__Set task__
The records that follow are to be repeated exactly, with the pictures removed.

__Available data__
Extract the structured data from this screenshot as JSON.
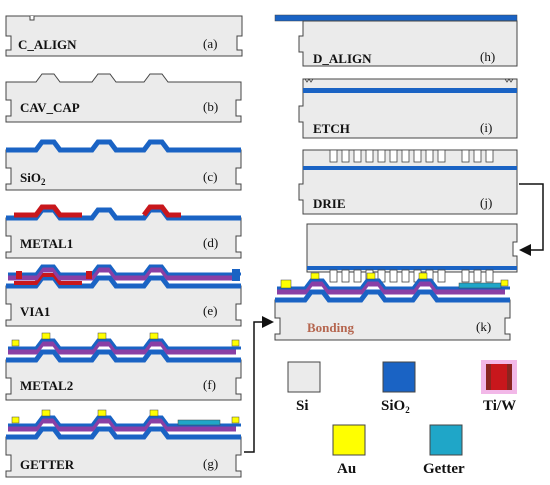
{
  "steps": {
    "a": {
      "label": "C_ALIGN",
      "tag": "(a)"
    },
    "b": {
      "label": "CAV_CAP",
      "tag": "(b)"
    },
    "c": {
      "label_main": "SiO",
      "label_sub": "2",
      "tag": "(c)"
    },
    "d": {
      "label": "METAL1",
      "tag": "(d)"
    },
    "e": {
      "label": "VIA1",
      "tag": "(e)"
    },
    "f": {
      "label": "METAL2",
      "tag": "(f)"
    },
    "g": {
      "label": "GETTER",
      "tag": "(g)"
    },
    "h": {
      "label": "D_ALIGN",
      "tag": "(h)"
    },
    "i": {
      "label": "ETCH",
      "tag": "(i)"
    },
    "j": {
      "label": "DRIE",
      "tag": "(j)"
    },
    "k": {
      "label": "Bonding",
      "tag": "(k)"
    }
  },
  "legend": {
    "si": {
      "label": "Si",
      "color": "#ebebeb"
    },
    "sio2": {
      "label_main": "SiO",
      "label_sub": "2",
      "color": "#1a63c4"
    },
    "tiw": {
      "label": "Ti/W",
      "color": "#c8171c"
    },
    "au": {
      "label": "Au",
      "color": "#ffff00"
    },
    "getter": {
      "label": "Getter",
      "color": "#1fa6c8"
    }
  },
  "colors": {
    "metal2": "#8a3fa5",
    "outline": "#444444"
  }
}
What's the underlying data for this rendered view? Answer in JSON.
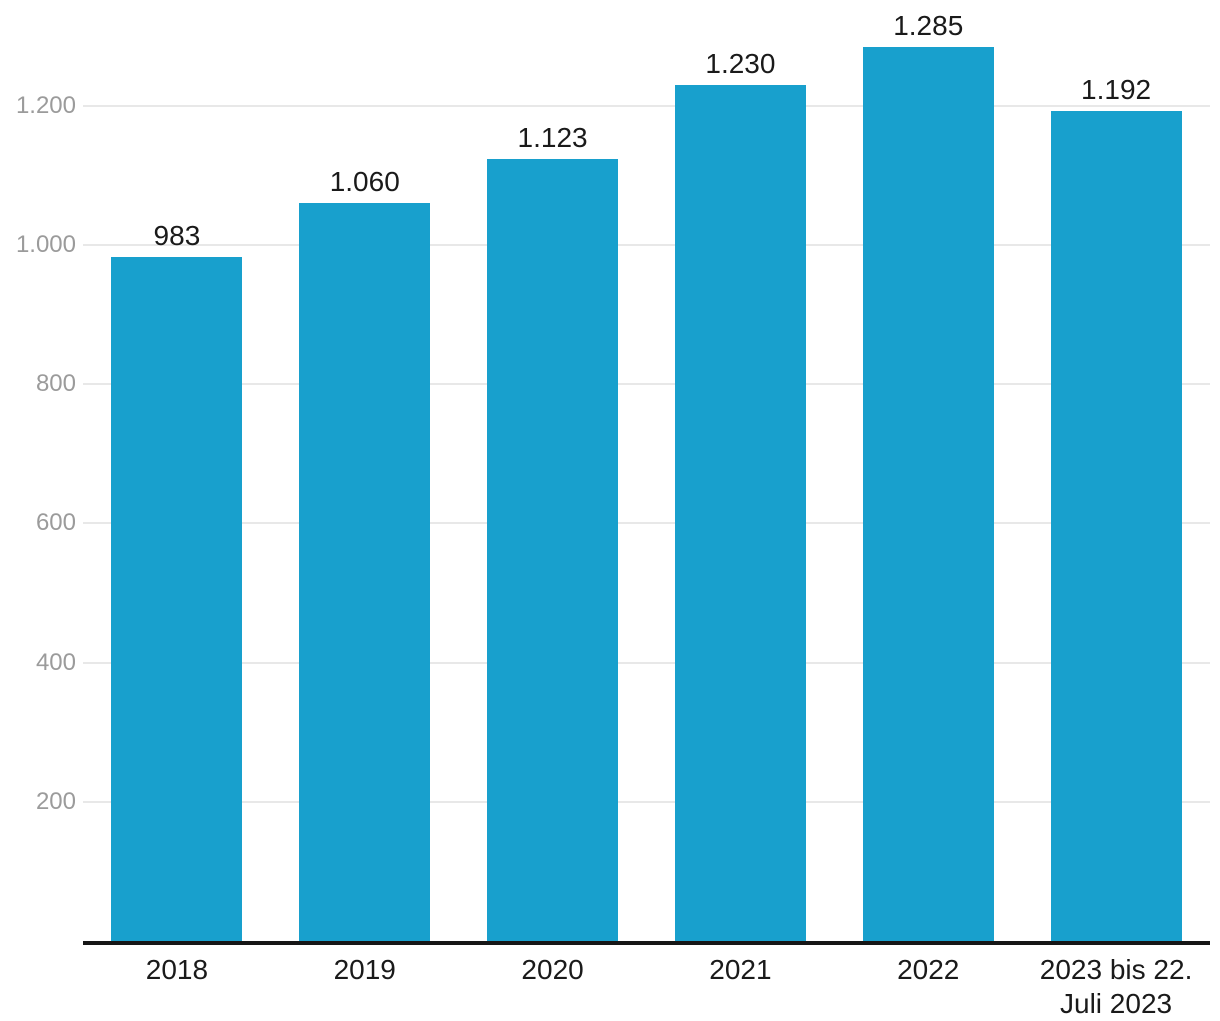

__Solution for this problem__
Extract the structured data from this screenshot as JSON.
{
  "steps": {
    "a": {
      "label": "C_ALIGN",
      "tag": "(a)"
    },
    "b": {
      "label": "CAV_CAP",
      "tag": "(b)"
    },
    "c": {
      "label_main": "SiO",
      "label_sub": "2",
      "tag": "(c)"
    },
    "d": {
      "label": "METAL1",
      "tag": "(d)"
    },
    "e": {
      "label": "VIA1",
      "tag": "(e)"
    },
    "f": {
      "label": "METAL2",
      "tag": "(f)"
    },
    "g": {
      "label": "GETTER",
      "tag": "(g)"
    },
    "h": {
      "label": "D_ALIGN",
      "tag": "(h)"
    },
    "i": {
      "label": "ETCH",
      "tag": "(i)"
    },
    "j": {
      "label": "DRIE",
      "tag": "(j)"
    },
    "k": {
      "label": "Bonding",
      "tag": "(k)"
    }
  },
  "legend": {
    "si": {
      "label": "Si",
      "color": "#ebebeb"
    },
    "sio2": {
      "label_main": "SiO",
      "label_sub": "2",
      "color": "#1a63c4"
    },
    "tiw": {
      "label": "Ti/W",
      "color": "#c8171c"
    },
    "au": {
      "label": "Au",
      "color": "#ffff00"
    },
    "getter": {
      "label": "Getter",
      "color": "#1fa6c8"
    }
  },
  "colors": {
    "metal2": "#8a3fa5",
    "outline": "#444444"
  }
}
What's the underlying data for this rendered view? Answer in JSON.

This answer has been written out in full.